Aim of the task: Each entry below is to be extracted exactly.

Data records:

◇ ◇ ◇

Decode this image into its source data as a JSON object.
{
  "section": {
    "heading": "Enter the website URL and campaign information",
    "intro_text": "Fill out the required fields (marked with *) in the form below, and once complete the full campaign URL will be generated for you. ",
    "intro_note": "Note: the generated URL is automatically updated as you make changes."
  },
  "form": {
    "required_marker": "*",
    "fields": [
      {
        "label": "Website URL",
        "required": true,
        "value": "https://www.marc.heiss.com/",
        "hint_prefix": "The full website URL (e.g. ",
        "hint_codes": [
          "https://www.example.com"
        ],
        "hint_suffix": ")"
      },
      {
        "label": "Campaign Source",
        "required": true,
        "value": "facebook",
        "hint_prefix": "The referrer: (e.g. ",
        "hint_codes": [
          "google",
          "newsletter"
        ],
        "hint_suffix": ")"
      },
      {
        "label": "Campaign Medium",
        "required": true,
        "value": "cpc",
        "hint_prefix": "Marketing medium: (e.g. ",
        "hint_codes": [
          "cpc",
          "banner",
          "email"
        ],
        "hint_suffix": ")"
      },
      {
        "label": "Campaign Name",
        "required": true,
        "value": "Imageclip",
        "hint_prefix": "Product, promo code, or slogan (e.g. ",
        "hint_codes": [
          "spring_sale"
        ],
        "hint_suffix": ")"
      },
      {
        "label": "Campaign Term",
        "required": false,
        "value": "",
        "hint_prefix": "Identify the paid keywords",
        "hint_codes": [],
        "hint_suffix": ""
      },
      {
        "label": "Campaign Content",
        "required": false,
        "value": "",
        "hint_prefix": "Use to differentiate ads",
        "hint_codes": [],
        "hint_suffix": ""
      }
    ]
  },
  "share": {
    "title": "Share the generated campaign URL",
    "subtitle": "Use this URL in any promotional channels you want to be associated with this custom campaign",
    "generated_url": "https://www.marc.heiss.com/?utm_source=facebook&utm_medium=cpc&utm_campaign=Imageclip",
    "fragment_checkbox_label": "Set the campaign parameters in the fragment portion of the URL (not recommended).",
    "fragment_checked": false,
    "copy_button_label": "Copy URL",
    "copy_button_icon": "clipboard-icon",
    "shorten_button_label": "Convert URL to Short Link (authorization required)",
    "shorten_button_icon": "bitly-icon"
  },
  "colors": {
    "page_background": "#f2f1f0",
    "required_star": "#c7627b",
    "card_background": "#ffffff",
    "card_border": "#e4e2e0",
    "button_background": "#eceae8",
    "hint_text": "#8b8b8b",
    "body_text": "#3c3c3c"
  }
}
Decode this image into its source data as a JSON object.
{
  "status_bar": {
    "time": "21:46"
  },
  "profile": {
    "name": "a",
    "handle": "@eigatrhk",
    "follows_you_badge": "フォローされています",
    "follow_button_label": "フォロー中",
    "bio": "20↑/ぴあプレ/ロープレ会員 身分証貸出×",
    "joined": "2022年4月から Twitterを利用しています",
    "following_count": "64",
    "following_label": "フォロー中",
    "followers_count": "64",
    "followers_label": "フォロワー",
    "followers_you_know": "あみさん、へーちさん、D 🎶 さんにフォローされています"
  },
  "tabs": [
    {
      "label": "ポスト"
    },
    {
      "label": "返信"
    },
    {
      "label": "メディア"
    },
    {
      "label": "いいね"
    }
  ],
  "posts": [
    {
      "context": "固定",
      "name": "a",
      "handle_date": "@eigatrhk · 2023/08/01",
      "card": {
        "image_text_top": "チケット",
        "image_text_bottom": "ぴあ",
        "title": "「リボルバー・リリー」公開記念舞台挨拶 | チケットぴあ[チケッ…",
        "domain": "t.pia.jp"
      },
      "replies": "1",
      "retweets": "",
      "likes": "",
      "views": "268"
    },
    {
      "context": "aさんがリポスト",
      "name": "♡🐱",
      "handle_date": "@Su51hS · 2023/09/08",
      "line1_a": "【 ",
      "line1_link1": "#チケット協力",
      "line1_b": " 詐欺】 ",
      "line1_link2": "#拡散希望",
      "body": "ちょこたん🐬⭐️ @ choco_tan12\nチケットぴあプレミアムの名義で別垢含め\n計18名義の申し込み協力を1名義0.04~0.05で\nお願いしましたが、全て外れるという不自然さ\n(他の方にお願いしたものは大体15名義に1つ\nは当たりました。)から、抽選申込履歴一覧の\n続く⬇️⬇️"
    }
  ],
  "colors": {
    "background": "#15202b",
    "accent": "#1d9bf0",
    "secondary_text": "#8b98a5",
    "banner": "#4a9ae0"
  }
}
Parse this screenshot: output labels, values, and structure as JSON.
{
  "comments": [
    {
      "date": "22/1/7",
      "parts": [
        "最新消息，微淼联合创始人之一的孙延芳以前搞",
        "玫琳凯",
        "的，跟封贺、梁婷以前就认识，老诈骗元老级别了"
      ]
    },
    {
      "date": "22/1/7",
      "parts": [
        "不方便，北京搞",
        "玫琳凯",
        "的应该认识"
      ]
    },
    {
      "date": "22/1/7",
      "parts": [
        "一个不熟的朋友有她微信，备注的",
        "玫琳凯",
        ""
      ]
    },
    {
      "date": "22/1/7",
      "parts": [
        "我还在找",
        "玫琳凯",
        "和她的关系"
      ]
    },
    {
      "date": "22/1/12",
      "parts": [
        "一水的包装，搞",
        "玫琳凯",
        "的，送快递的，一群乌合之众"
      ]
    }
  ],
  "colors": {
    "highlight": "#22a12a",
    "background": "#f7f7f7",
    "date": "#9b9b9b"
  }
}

◇ ◇ ◇

Response to this exercise:
Decode this image into its source data as a JSON object.
{
  "section": {
    "heading": "Enter the website URL and campaign information",
    "intro_text": "Fill out the required fields (marked with *) in the form below, and once complete the full campaign URL will be generated for you. ",
    "intro_note": "Note: the generated URL is automatically updated as you make changes."
  },
  "form": {
    "required_marker": "*",
    "fields": [
      {
        "label": "Website URL",
        "required": true,
        "value": "https://www.marc.heiss.com/",
        "hint_prefix": "The full website URL (e.g. ",
        "hint_codes": [
          "https://www.example.com"
        ],
        "hint_suffix": ")"
      },
      {
        "label": "Campaign Source",
        "required": true,
        "value": "facebook",
        "hint_prefix": "The referrer: (e.g. ",
        "hint_codes": [
          "google",
          "newsletter"
        ],
        "hint_suffix": ")"
      },
      {
        "label": "Campaign Medium",
        "required": true,
        "value": "cpc",
        "hint_prefix": "Marketing medium: (e.g. ",
        "hint_codes": [
          "cpc",
          "banner",
          "email"
        ],
        "hint_suffix": ")"
      },
      {
        "label": "Campaign Name",
        "required": true,
        "value": "Imageclip",
        "hint_prefix": "Product, promo code, or slogan (e.g. ",
        "hint_codes": [
          "spring_sale"
        ],
        "hint_suffix": ")"
      },
      {
        "label": "Campaign Term",
        "required": false,
        "value": "",
        "hint_prefix": "Identify the paid keywords",
        "hint_codes": [],
        "hint_suffix": ""
      },
      {
        "label": "Campaign Content",
        "required": false,
        "value": "",
        "hint_prefix": "Use to differentiate ads",
        "hint_codes": [],
        "hint_suffix": ""
      }
    ]
  },
  "share": {
    "title": "Share the generated campaign URL",
    "subtitle": "Use this URL in any promotional channels you want to be associated with this custom campaign",
    "generated_url": "https://www.marc.heiss.com/?utm_source=facebook&utm_medium=cpc&utm_campaign=Imageclip",
    "fragment_checkbox_label": "Set the campaign parameters in the fragment portion of the URL (not recommended).",
    "fragment_checked": false,
    "copy_button_label": "Copy URL",
    "copy_button_icon": "clipboard-icon",
    "shorten_button_label": "Convert URL to Short Link (authorization required)",
    "shorten_button_icon": "bitly-icon"
  },
  "colors": {
    "page_background": "#f2f1f0",
    "required_star": "#c7627b",
    "card_background": "#ffffff",
    "card_border": "#e4e2e0",
    "button_background": "#eceae8",
    "hint_text": "#8b8b8b",
    "body_text": "#3c3c3c"
  }
}
Decode this image into its source data as a JSON object.
{
  "status_bar": {
    "time": "21:46"
  },
  "profile": {
    "name": "a",
    "handle": "@eigatrhk",
    "follows_you_badge": "フォローされています",
    "follow_button_label": "フォロー中",
    "bio": "20↑/ぴあプレ/ロープレ会員 身分証貸出×",
    "joined": "2022年4月から Twitterを利用しています",
    "following_count": "64",
    "following_label": "フォロー中",
    "followers_count": "64",
    "followers_label": "フォロワー",
    "followers_you_know": "あみさん、へーちさん、D 🎶 さんにフォローされています"
  },
  "tabs": [
    {
      "label": "ポスト"
    },
    {
      "label": "返信"
    },
    {
      "label": "メディア"
    },
    {
      "label": "いいね"
    }
  ],
  "posts": [
    {
      "context": "固定",
      "name": "a",
      "handle_date": "@eigatrhk · 2023/08/01",
      "card": {
        "image_text_top": "チケット",
        "image_text_bottom": "ぴあ",
        "title": "「リボルバー・リリー」公開記念舞台挨拶 | チケットぴあ[チケッ…",
        "domain": "t.pia.jp"
      },
      "replies": "1",
      "retweets": "",
      "likes": "",
      "views": "268"
    },
    {
      "context": "aさんがリポスト",
      "name": "♡🐱",
      "handle_date": "@Su51hS · 2023/09/08",
      "line1_a": "【 ",
      "line1_link1": "#チケット協力",
      "line1_b": " 詐欺】 ",
      "line1_link2": "#拡散希望",
      "body": "ちょこたん🐬⭐️ @ choco_tan12\nチケットぴあプレミアムの名義で別垢含め\n計18名義の申し込み協力を1名義0.04~0.05で\nお願いしましたが、全て外れるという不自然さ\n(他の方にお願いしたものは大体15名義に1つ\nは当たりました。)から、抽選申込履歴一覧の\n続く⬇️⬇️"
    }
  ],
  "colors": {
    "background": "#15202b",
    "accent": "#1d9bf0",
    "secondary_text": "#8b98a5",
    "banner": "#4a9ae0"
  }
}
Parse this screenshot: output labels, values, and structure as JSON.
{
  "comments": [
    {
      "date": "22/1/7",
      "parts": [
        "最新消息，微淼联合创始人之一的孙延芳以前搞",
        "玫琳凯",
        "的，跟封贺、梁婷以前就认识，老诈骗元老级别了"
      ]
    },
    {
      "date": "22/1/7",
      "parts": [
        "不方便，北京搞",
        "玫琳凯",
        "的应该认识"
      ]
    },
    {
      "date": "22/1/7",
      "parts": [
        "一个不熟的朋友有她微信，备注的",
        "玫琳凯",
        ""
      ]
    },
    {
      "date": "22/1/7",
      "parts": [
        "我还在找",
        "玫琳凯",
        "和她的关系"
      ]
    },
    {
      "date": "22/1/12",
      "parts": [
        "一水的包装，搞",
        "玫琳凯",
        "的，送快递的，一群乌合之众"
      ]
    }
  ],
  "colors": {
    "highlight": "#22a12a",
    "background": "#f7f7f7",
    "date": "#9b9b9b"
  }
}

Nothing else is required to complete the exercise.